Challenge.
Search the listing below for the string "title" and copy every line where it occurs.

BEGIN

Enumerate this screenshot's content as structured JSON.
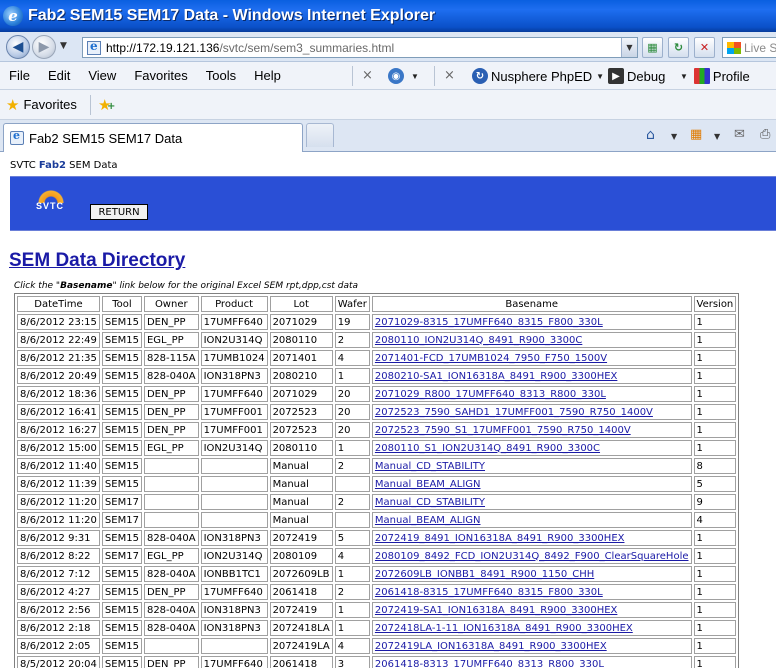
{
  "window": {
    "title": "Fab2 SEM15 SEM17 Data - Windows Internet Explorer"
  },
  "address_bar": {
    "url_prefix": "http://172.19.121.136",
    "url_path": "/svtc/sem/sem3_summaries.html",
    "search_placeholder": "Live S"
  },
  "menu": {
    "items": [
      "File",
      "Edit",
      "View",
      "Favorites",
      "Tools",
      "Help"
    ],
    "tools": {
      "phped": "Nusphere PhpED",
      "debug": "Debug",
      "profile": "Profile"
    }
  },
  "favorites_bar": {
    "label": "Favorites"
  },
  "tabs": [
    {
      "label": "Fab2 SEM15 SEM17 Data"
    }
  ],
  "page": {
    "site_prefix": "SVTC ",
    "site_bold": "Fab2",
    "site_suffix": " SEM Data",
    "logo_text": "SVTC",
    "return_label": "RETURN",
    "title": "SEM Data Directory",
    "hint_prefix": "Click the \"",
    "hint_bold": "Basename",
    "hint_suffix": "\" link below for the original Excel SEM rpt,dpp,cst data",
    "columns": [
      "DateTime",
      "Tool",
      "Owner",
      "Product",
      "Lot",
      "Wafer",
      "Basename",
      "Version"
    ],
    "rows": [
      [
        "8/6/2012 23:15",
        "SEM15",
        "DEN_PP",
        "17UMFF640",
        "2071029",
        "19",
        "2071029-8315_17UMFF640_8315_F800_330L",
        "1"
      ],
      [
        "8/6/2012 22:49",
        "SEM15",
        "EGL_PP",
        "ION2U314Q",
        "2080110",
        "2",
        "2080110_ION2U314Q_8491_R900_3300C",
        "1"
      ],
      [
        "8/6/2012 21:35",
        "SEM15",
        "828-115A",
        "17UMB1024",
        "2071401",
        "4",
        "2071401-FCD_17UMB1024_7950_F750_1500V",
        "1"
      ],
      [
        "8/6/2012 20:49",
        "SEM15",
        "828-040A",
        "ION318PN3",
        "2080210",
        "1",
        "2080210-SA1_ION16318A_8491_R900_3300HEX",
        "1"
      ],
      [
        "8/6/2012 18:36",
        "SEM15",
        "DEN_PP",
        "17UMFF640",
        "2071029",
        "20",
        "2071029_R800_17UMFF640_8313_R800_330L",
        "1"
      ],
      [
        "8/6/2012 16:41",
        "SEM15",
        "DEN_PP",
        "17UMFF001",
        "2072523",
        "20",
        "2072523_7590_SAHD1_17UMFF001_7590_R750_1400V",
        "1"
      ],
      [
        "8/6/2012 16:27",
        "SEM15",
        "DEN_PP",
        "17UMFF001",
        "2072523",
        "20",
        "2072523_7590_S1_17UMFF001_7590_R750_1400V",
        "1"
      ],
      [
        "8/6/2012 15:00",
        "SEM15",
        "EGL_PP",
        "ION2U314Q",
        "2080110",
        "1",
        "2080110_S1_ION2U314Q_8491_R900_3300C",
        "1"
      ],
      [
        "8/6/2012 11:40",
        "SEM15",
        "",
        "",
        "Manual",
        "2",
        "Manual_CD_STABILITY",
        "8"
      ],
      [
        "8/6/2012 11:39",
        "SEM15",
        "",
        "",
        "Manual",
        "",
        "Manual_BEAM_ALIGN",
        "5"
      ],
      [
        "8/6/2012 11:20",
        "SEM17",
        "",
        "",
        "Manual",
        "2",
        "Manual_CD_STABILITY",
        "9"
      ],
      [
        "8/6/2012 11:20",
        "SEM17",
        "",
        "",
        "Manual",
        "",
        "Manual_BEAM_ALIGN",
        "4"
      ],
      [
        "8/6/2012 9:31",
        "SEM15",
        "828-040A",
        "ION318PN3",
        "2072419",
        "5",
        "2072419_8491_ION16318A_8491_R900_3300HEX",
        "1"
      ],
      [
        "8/6/2012 8:22",
        "SEM17",
        "EGL_PP",
        "ION2U314Q",
        "2080109",
        "4",
        "2080109_8492_FCD_ION2U314Q_8492_F900_ClearSquareHole",
        "1"
      ],
      [
        "8/6/2012 7:12",
        "SEM15",
        "828-040A",
        "IONBB1TC1",
        "2072609LB",
        "1",
        "2072609LB_IONBB1_8491_R900_1150_CHH",
        "1"
      ],
      [
        "8/6/2012 4:27",
        "SEM15",
        "DEN_PP",
        "17UMFF640",
        "2061418",
        "2",
        "2061418-8315_17UMFF640_8315_F800_330L",
        "1"
      ],
      [
        "8/6/2012 2:56",
        "SEM15",
        "828-040A",
        "ION318PN3",
        "2072419",
        "1",
        "2072419-SA1_ION16318A_8491_R900_3300HEX",
        "1"
      ],
      [
        "8/6/2012 2:18",
        "SEM15",
        "828-040A",
        "ION318PN3",
        "2072418LA",
        "1",
        "2072418LA-1-11_ION16318A_8491_R900_3300HEX",
        "1"
      ],
      [
        "8/6/2012 2:05",
        "SEM15",
        "",
        "",
        "2072419LA",
        "4",
        "2072419LA_ION16318A_8491_R900_3300HEX",
        "1"
      ],
      [
        "8/5/2012 20:04",
        "SEM15",
        "DEN_PP",
        "17UMFF640",
        "2061418",
        "3",
        "2061418-8313_17UMFF640_8313_R800_330L",
        "1"
      ]
    ]
  }
}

END

Task response.
    "title": "Fab2 SEM15 SEM17 Data - Windows Internet Explorer"
    "title": "SEM Data Directory",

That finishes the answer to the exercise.